展示文段 ->
══════

【箭厂视频】成为偶像:H.O.T.陪我走过的青春

前段时间,H.O.T.将合体开演唱会的消息上了热搜,勾起无数中国粉丝回忆。当初听着“我们是未来”的一代少年渐渐挨近中年,虽然发现当初梦想的“未来”其实很平凡,却重新理解了“偶像”的意义。

成为偶像:H.O.T.陪我走过的青春

文 / HOT梦的祈祷

这一次,箭厂视频通过微博粉丝故事征集和实地拍摄,记录和回顾了几位年少时曾受H.O.T.影响的中国歌迷。他们或走上艰辛的练习生之路,想叩开成为偶像的大门;或以H.O.T音乐为精神支柱,扛过中学时期的校园冷暴力;或曾模仿他们,凑成非著名的五人组合,几支经典舞蹈在一起跳了十多年。

我出生在成都,和纪录片里的主人公们一样,喜欢H.O.T.将近20年了。大约从初二开始,我以歌迷为目标“受众”,陆续写下过许多抒发个人情感的稚嫩文章。今天,借这部片子,面对范围更广的受众,我想谈谈关于偶像和“超越偶像”的故事。

可以说,青春期的所有偶像崇拜,表现方式都大同小异。和我一样来自成都的喵师傅,今年马上就35了,有一个3岁半的儿子。他新家的书柜里,堆满了早年H.O.T.的磁带珍藏,不少是他当初省下饭钱买的。省吃俭用,甚至饿肚子、逃课,用成人眼中的“不懂事”和“不节制”买周边,似乎是那个年代很多歌迷的共同记忆。北京的李昕欣、青岛的张薇、宜昌的M.O.G还有我,莫不如此。

那时候,我恨不得将市面上所有有关H.O.T.的杂志都买下,或者找同学撕下相关杂志页面,收集制成简报。没有网购,也没有视频网站,每个月底,全靠着汇款到杂志社,邮购过去一个月几十分钟长的综艺和打歌节目。更早,我还试过写信到编辑部,取笔名,希望能交到同好笔友。

后来《同一首歌》火的时候,我又跟同学一起写信寄到央视,希望他们邀请H.O.T成员参加,最终自然石沉大海。等到真有成员参加了,我们又在课后跑到各个教室呼吁大家回家收看,以增加收视率。

上课用随身听偷听磁带,模仿H.O.T.造型,用VCD逐帧扒演出视频练舞,为举办歌迷活动利用暑假到十字路口分发传单……那时的崇拜,总是想身体力行做些什么,但具体可以做什么也在摸索之中,偶像的力量显得既强大又含混不明。

══════

数据部分 ->
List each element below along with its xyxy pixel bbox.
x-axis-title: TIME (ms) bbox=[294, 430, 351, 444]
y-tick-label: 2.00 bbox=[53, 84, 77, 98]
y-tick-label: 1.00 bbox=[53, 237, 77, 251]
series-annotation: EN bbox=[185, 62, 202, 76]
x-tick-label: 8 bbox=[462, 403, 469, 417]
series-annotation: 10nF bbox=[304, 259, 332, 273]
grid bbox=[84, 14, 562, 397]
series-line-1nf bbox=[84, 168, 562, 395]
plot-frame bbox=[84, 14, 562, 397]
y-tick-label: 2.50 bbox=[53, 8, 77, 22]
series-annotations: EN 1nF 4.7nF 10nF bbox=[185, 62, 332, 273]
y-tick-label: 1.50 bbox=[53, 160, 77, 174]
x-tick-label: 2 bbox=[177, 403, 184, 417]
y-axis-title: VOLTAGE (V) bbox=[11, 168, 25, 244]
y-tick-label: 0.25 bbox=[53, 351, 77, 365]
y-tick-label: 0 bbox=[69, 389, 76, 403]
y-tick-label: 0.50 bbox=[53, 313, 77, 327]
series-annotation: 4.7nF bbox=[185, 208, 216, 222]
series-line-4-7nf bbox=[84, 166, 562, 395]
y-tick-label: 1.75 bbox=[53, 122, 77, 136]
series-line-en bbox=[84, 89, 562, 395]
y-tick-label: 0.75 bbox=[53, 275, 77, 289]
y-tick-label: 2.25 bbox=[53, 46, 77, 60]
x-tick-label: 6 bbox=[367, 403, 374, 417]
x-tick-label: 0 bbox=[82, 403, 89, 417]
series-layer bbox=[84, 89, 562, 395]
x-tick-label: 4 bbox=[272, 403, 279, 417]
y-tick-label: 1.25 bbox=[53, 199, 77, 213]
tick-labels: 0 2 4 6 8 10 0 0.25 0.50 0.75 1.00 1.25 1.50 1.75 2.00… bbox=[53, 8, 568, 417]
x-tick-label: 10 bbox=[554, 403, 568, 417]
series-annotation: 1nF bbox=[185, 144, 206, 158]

══════

待完成任务 ->
1. 根据这篇关于H.O.T.歌迷的文章回答以下问题:
(a) 作者出生在哪座城市?
(b) 喵师傅今年马上就多少岁了?他的儿子几岁?
(c) 《同一首歌》火的时候,作者跟同学把信寄到了哪里?
2. 从这篇关于H.O.T.歌迷的文章中照原样抄录一段,从“前段时间,H.O.T.将合体”到“取笔名,希望能交到同好笔友。”。

各题答案 ->
1.
(a) 成都。
(b) 喵师傅今年马上就35岁了,儿子3岁半。
(c) 寄到了央视。

2.
前段时间,H.O.T.将合体开演唱会的消息上了热搜,勾起无数中国粉丝回忆。当初听着“我们是未来”的一代少年渐渐挨近中年,虽然发现当初梦想的“未来”其实很平凡,却重新理解了“偶像”的意义。

成为偶像:H.O.T.陪我走过的青春

文 / HOT梦的祈祷

这一次,箭厂视频通过微博粉丝故事征集和实地拍摄,记录和回顾了几位年少时曾受H.O.T.影响的中国歌迷。他们或走上艰辛的练习生之路,想叩开成为偶像的大门;或以H.O.T音乐为精神支柱,扛过中学时期的校园冷暴力;或曾模仿他们,凑成非著名的五人组合,几支经典舞蹈在一起跳了十多年。

我出生在成都,和纪录片里的主人公们一样,喜欢H.O.T.将近20年了。大约从初二开始,我以歌迷为目标“受众”,陆续写下过许多抒发个人情感的稚嫩文章。今天,借这部片子,面对范围更广的受众,我想谈谈关于偶像和“超越偶像”的故事。

可以说,青春期的所有偶像崇拜,表现方式都大同小异。和我一样来自成都的喵师傅,今年马上就35了,有一个3岁半的儿子。他新家的书柜里,堆满了早年H.O.T.的磁带珍藏,不少是他当初省下饭钱买的。省吃俭用,甚至饿肚子、逃课,用成人眼中的“不懂事”和“不节制”买周边,似乎是那个年代很多歌迷的共同记忆。北京的李昕欣、青岛的张薇、宜昌的M.O.G还有我,莫不如此。

那时候,我恨不得将市面上所有有关H.O.T.的杂志都买下,或者找同学撕下相关杂志页面,收集制成简报。没有网购,也没有视频网站,每个月底,全靠着汇款到杂志社,邮购过去一个月几十分钟长的综艺和打歌节目。更早,我还试过写信到编辑部,取笔名,希望能交到同好笔友。